▶ [Short exercise]:
Every record must be transcribed in its entirety, apart from the images, which are to be omitted.
================
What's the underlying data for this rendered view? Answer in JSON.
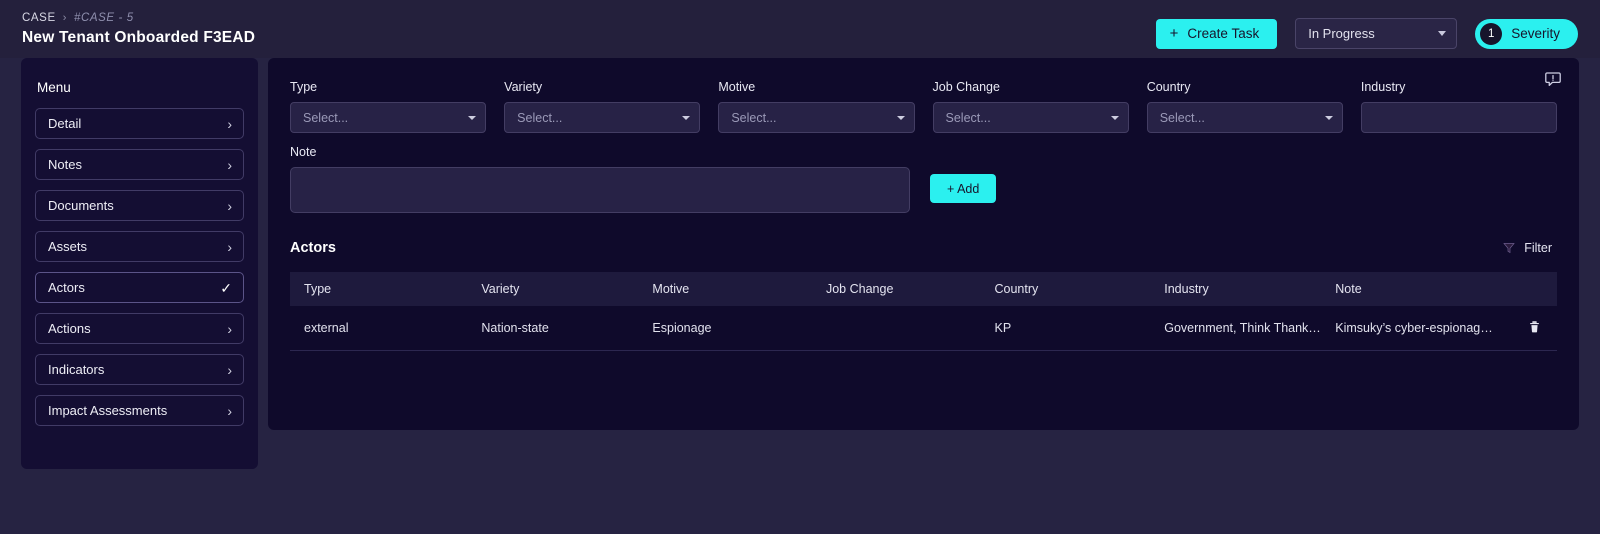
{
  "header": {
    "breadcrumb": {
      "root": "CASE",
      "separator": "›",
      "current": "#CASE - 5"
    },
    "title": "New Tenant Onboarded F3EAD",
    "create_task_label": "Create Task",
    "create_task_icon": "plus-icon",
    "status_value": "In Progress",
    "severity_count": "1",
    "severity_label": "Severity"
  },
  "sidebar": {
    "menu_title": "Menu",
    "items": [
      {
        "label": "Detail",
        "icon": "chevron-right-icon",
        "active": false
      },
      {
        "label": "Notes",
        "icon": "chevron-right-icon",
        "active": false
      },
      {
        "label": "Documents",
        "icon": "chevron-right-icon",
        "active": false
      },
      {
        "label": "Assets",
        "icon": "chevron-right-icon",
        "active": false
      },
      {
        "label": "Actors",
        "icon": "check-icon",
        "active": true
      },
      {
        "label": "Actions",
        "icon": "chevron-right-icon",
        "active": false
      },
      {
        "label": "Indicators",
        "icon": "chevron-right-icon",
        "active": false
      },
      {
        "label": "Impact Assessments",
        "icon": "chevron-right-icon",
        "active": false
      }
    ]
  },
  "main": {
    "alert_icon": "comment-alert-icon",
    "fields": [
      {
        "label": "Type",
        "placeholder": "Select...",
        "type": "select"
      },
      {
        "label": "Variety",
        "placeholder": "Select...",
        "type": "select"
      },
      {
        "label": "Motive",
        "placeholder": "Select...",
        "type": "select"
      },
      {
        "label": "Job Change",
        "placeholder": "Select...",
        "type": "select"
      },
      {
        "label": "Country",
        "placeholder": "Select...",
        "type": "select"
      },
      {
        "label": "Industry",
        "placeholder": "",
        "type": "text"
      }
    ],
    "note": {
      "label": "Note",
      "value": "",
      "placeholder": ""
    },
    "add_label": "+ Add",
    "actors": {
      "title": "Actors",
      "filter_label": "Filter",
      "filter_icon": "funnel-icon",
      "columns": [
        "Type",
        "Variety",
        "Motive",
        "Job Change",
        "Country",
        "Industry",
        "Note",
        ""
      ],
      "rows": [
        {
          "type": "external",
          "variety": "Nation-state",
          "motive": "Espionage",
          "job_change": "",
          "country": "KP",
          "industry": "Government, Think Thank…",
          "note": "Kimsuky’s cyber-espionag…",
          "delete_icon": "trash-icon"
        }
      ]
    }
  },
  "colors": {
    "accent": "#2bf0ef",
    "page_bg": "#262342",
    "header_bg": "#24203c",
    "sidebar_bg": "#140e33",
    "panel_bg": "#0f0a2b",
    "table_head_bg": "#1e1a3d"
  }
}
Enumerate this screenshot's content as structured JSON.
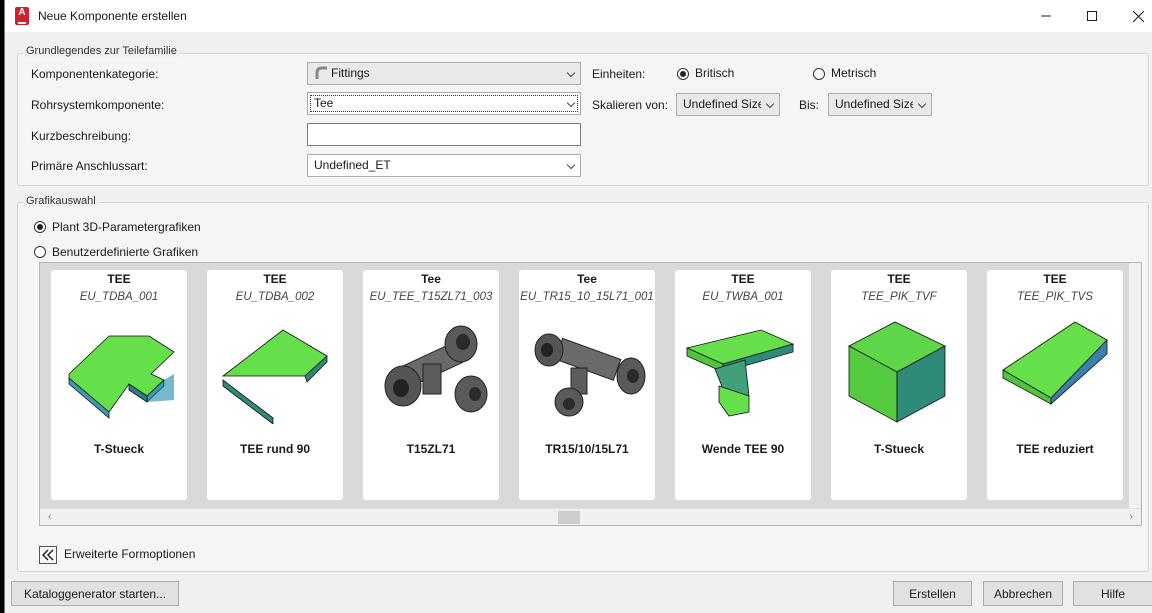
================
▶ [Completed exercise]:
What's the underlying data for this rendered view? Answer in JSON.
{
  "header": {
    "breadcrumb": {
      "root": "CASE",
      "separator": "›",
      "current": "#CASE - 5"
    },
    "title": "New Tenant Onboarded F3EAD",
    "create_task_label": "Create Task",
    "create_task_icon": "plus-icon",
    "status_value": "In Progress",
    "severity_count": "1",
    "severity_label": "Severity"
  },
  "sidebar": {
    "menu_title": "Menu",
    "items": [
      {
        "label": "Detail",
        "icon": "chevron-right-icon",
        "active": false
      },
      {
        "label": "Notes",
        "icon": "chevron-right-icon",
        "active": false
      },
      {
        "label": "Documents",
        "icon": "chevron-right-icon",
        "active": false
      },
      {
        "label": "Assets",
        "icon": "chevron-right-icon",
        "active": false
      },
      {
        "label": "Actors",
        "icon": "check-icon",
        "active": true
      },
      {
        "label": "Actions",
        "icon": "chevron-right-icon",
        "active": false
      },
      {
        "label": "Indicators",
        "icon": "chevron-right-icon",
        "active": false
      },
      {
        "label": "Impact Assessments",
        "icon": "chevron-right-icon",
        "active": false
      }
    ]
  },
  "main": {
    "alert_icon": "comment-alert-icon",
    "fields": [
      {
        "label": "Type",
        "placeholder": "Select...",
        "type": "select"
      },
      {
        "label": "Variety",
        "placeholder": "Select...",
        "type": "select"
      },
      {
        "label": "Motive",
        "placeholder": "Select...",
        "type": "select"
      },
      {
        "label": "Job Change",
        "placeholder": "Select...",
        "type": "select"
      },
      {
        "label": "Country",
        "placeholder": "Select...",
        "type": "select"
      },
      {
        "label": "Industry",
        "placeholder": "",
        "type": "text"
      }
    ],
    "note": {
      "label": "Note",
      "value": "",
      "placeholder": ""
    },
    "add_label": "+ Add",
    "actors": {
      "title": "Actors",
      "filter_label": "Filter",
      "filter_icon": "funnel-icon",
      "columns": [
        "Type",
        "Variety",
        "Motive",
        "Job Change",
        "Country",
        "Industry",
        "Note",
        ""
      ],
      "rows": [
        {
          "type": "external",
          "variety": "Nation-state",
          "motive": "Espionage",
          "job_change": "",
          "country": "KP",
          "industry": "Government, Think Thank…",
          "note": "Kimsuky’s cyber-espionag…",
          "delete_icon": "trash-icon"
        }
      ]
    }
  },
  "colors": {
    "accent": "#2bf0ef",
    "page_bg": "#262342",
    "header_bg": "#24203c",
    "sidebar_bg": "#140e33",
    "panel_bg": "#0f0a2b",
    "table_head_bg": "#1e1a3d"
  }
}
Enumerate this screenshot's content as structured JSON.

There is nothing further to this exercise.